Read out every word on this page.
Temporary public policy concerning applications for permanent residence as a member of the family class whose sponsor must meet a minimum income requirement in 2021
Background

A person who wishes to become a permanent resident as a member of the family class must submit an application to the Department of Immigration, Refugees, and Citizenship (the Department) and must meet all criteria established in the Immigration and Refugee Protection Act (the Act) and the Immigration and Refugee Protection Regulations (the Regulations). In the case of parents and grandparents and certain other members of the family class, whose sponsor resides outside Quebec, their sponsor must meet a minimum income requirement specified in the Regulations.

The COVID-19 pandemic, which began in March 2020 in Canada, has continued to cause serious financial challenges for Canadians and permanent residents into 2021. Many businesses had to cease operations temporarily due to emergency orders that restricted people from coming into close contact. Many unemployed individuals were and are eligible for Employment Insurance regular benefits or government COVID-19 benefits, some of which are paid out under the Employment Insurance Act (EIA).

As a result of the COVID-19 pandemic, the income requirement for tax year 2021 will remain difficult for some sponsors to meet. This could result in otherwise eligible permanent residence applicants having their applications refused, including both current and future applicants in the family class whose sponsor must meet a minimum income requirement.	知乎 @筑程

★ ★ ★ ★ ★

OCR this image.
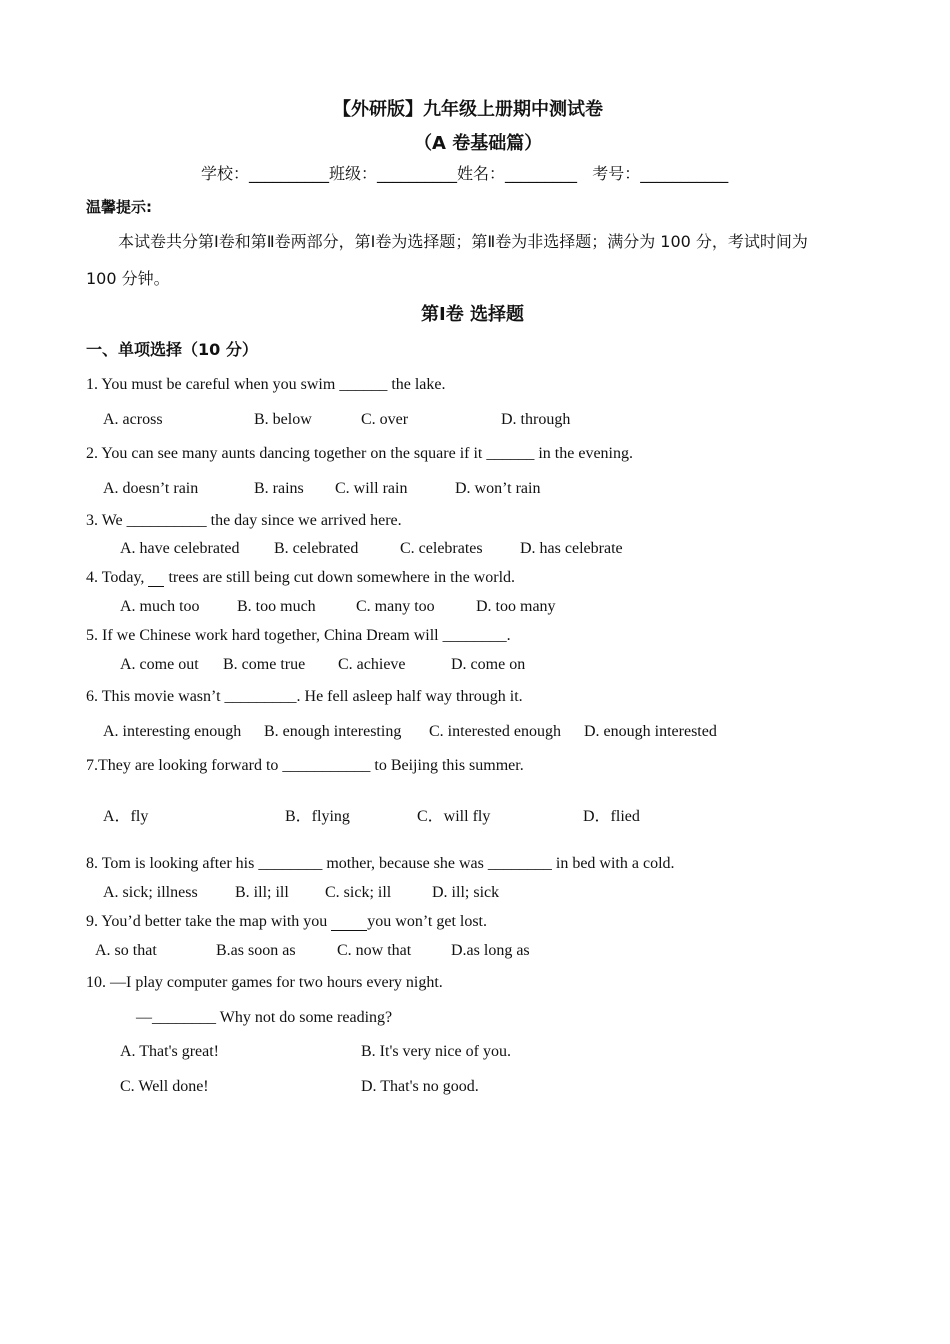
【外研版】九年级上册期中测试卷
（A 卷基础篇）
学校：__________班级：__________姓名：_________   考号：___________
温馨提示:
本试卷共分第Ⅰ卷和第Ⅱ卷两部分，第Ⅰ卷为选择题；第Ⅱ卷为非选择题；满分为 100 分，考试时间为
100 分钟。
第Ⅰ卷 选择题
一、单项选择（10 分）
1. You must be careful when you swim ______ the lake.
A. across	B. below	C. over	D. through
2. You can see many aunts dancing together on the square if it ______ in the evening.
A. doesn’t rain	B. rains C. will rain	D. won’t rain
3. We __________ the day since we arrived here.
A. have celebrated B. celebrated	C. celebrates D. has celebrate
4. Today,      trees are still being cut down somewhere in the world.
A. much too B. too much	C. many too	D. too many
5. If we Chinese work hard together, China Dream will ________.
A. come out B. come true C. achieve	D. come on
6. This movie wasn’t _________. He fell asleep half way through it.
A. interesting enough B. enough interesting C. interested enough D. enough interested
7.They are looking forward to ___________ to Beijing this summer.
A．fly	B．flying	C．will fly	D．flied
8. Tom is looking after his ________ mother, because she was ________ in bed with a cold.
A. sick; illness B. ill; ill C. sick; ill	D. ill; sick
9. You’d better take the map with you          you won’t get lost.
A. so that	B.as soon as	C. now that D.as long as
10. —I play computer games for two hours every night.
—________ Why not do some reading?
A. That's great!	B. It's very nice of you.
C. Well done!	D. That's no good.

★ ★ ★ ★ ★

Copy every line of the listing that includes the string "residence".

> [TASK OUTPUT]:
Temporary public policy concerning applications for permanent residence as a member of the family class whose sponsor must meet a minimum income requirement in 2021
As a result of the COVID-19 pandemic, the income requirement for tax year 2021 will remain difficult for some sponsors to meet. This could result in otherwise eligible permanent residence applicants having their applications refused, including both current and future applicants in the family class whose sponsor must meet a minimum income requirement.	知乎 @筑程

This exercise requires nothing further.